Work required: Write out every entry exactly as it stands.

## start Provided records

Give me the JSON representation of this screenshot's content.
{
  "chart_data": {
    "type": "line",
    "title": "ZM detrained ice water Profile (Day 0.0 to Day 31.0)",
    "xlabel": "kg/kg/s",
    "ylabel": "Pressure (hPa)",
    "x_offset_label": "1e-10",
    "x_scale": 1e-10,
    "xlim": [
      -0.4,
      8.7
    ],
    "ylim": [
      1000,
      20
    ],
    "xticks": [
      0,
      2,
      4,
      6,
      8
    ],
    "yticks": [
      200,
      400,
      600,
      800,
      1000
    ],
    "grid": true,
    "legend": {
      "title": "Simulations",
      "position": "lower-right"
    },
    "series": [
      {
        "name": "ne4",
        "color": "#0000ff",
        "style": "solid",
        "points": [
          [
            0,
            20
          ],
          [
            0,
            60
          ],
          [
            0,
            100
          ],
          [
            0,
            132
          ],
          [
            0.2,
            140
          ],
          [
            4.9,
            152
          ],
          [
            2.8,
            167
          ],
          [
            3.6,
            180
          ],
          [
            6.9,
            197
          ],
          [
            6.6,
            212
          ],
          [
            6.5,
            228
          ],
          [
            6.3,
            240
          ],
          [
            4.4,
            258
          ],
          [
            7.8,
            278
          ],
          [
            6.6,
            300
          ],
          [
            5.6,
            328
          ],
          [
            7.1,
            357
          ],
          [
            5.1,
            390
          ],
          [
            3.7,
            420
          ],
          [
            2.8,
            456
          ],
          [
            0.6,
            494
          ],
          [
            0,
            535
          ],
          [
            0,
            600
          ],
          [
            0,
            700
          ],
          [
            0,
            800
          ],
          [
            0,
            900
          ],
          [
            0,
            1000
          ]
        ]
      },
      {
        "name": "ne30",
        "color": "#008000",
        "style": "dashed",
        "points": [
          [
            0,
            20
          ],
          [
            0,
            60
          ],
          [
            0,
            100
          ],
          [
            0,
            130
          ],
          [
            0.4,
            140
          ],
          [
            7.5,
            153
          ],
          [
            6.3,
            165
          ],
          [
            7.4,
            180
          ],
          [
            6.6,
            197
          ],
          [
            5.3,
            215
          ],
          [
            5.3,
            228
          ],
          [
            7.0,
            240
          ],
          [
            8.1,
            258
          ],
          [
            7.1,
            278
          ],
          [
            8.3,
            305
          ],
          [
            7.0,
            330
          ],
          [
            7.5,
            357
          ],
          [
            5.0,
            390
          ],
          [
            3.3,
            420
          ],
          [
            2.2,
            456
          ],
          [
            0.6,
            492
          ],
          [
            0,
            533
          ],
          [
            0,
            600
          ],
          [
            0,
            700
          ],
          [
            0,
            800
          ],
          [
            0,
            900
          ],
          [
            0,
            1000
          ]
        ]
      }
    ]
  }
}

## end Provided records

Expected answer:
Give me the JSON representation of this screenshot's content.
{
  "chart_data": {
    "type": "line",
    "title": "ZM detrained ice water Profile (Day 0.0 to Day 31.0)",
    "xlabel": "kg/kg/s",
    "ylabel": "Pressure (hPa)",
    "x_offset_label": "1e-10",
    "x_scale": 1e-10,
    "xlim": [
      -0.4,
      8.7
    ],
    "ylim": [
      1000,
      20
    ],
    "xticks": [
      0,
      2,
      4,
      6,
      8
    ],
    "yticks": [
      200,
      400,
      600,
      800,
      1000
    ],
    "grid": true,
    "legend": {
      "title": "Simulations",
      "position": "lower-right"
    },
    "series": [
      {
        "name": "ne4",
        "color": "#0000ff",
        "style": "solid",
        "points": [
          [
            0,
            20
          ],
          [
            0,
            60
          ],
          [
            0,
            100
          ],
          [
            0,
            132
          ],
          [
            0.2,
            140
          ],
          [
            4.9,
            152
          ],
          [
            2.8,
            167
          ],
          [
            3.6,
            180
          ],
          [
            6.9,
            197
          ],
          [
            6.6,
            212
          ],
          [
            6.5,
            228
          ],
          [
            6.3,
            240
          ],
          [
            4.4,
            258
          ],
          [
            7.8,
            278
          ],
          [
            6.6,
            300
          ],
          [
            5.6,
            328
          ],
          [
            7.1,
            357
          ],
          [
            5.1,
            390
          ],
          [
            3.7,
            420
          ],
          [
            2.8,
            456
          ],
          [
            0.6,
            494
          ],
          [
            0,
            535
          ],
          [
            0,
            600
          ],
          [
            0,
            700
          ],
          [
            0,
            800
          ],
          [
            0,
            900
          ],
          [
            0,
            1000
          ]
        ]
      },
      {
        "name": "ne30",
        "color": "#008000",
        "style": "dashed",
        "points": [
          [
            0,
            20
          ],
          [
            0,
            60
          ],
          [
            0,
            100
          ],
          [
            0,
            130
          ],
          [
            0.4,
            140
          ],
          [
            7.5,
            153
          ],
          [
            6.3,
            165
          ],
          [
            7.4,
            180
          ],
          [
            6.6,
            197
          ],
          [
            5.3,
            215
          ],
          [
            5.3,
            228
          ],
          [
            7.0,
            240
          ],
          [
            8.1,
            258
          ],
          [
            7.1,
            278
          ],
          [
            8.3,
            305
          ],
          [
            7.0,
            330
          ],
          [
            7.5,
            357
          ],
          [
            5.0,
            390
          ],
          [
            3.3,
            420
          ],
          [
            2.2,
            456
          ],
          [
            0.6,
            492
          ],
          [
            0,
            533
          ],
          [
            0,
            600
          ],
          [
            0,
            700
          ],
          [
            0,
            800
          ],
          [
            0,
            900
          ],
          [
            0,
            1000
          ]
        ]
      }
    ]
  }
}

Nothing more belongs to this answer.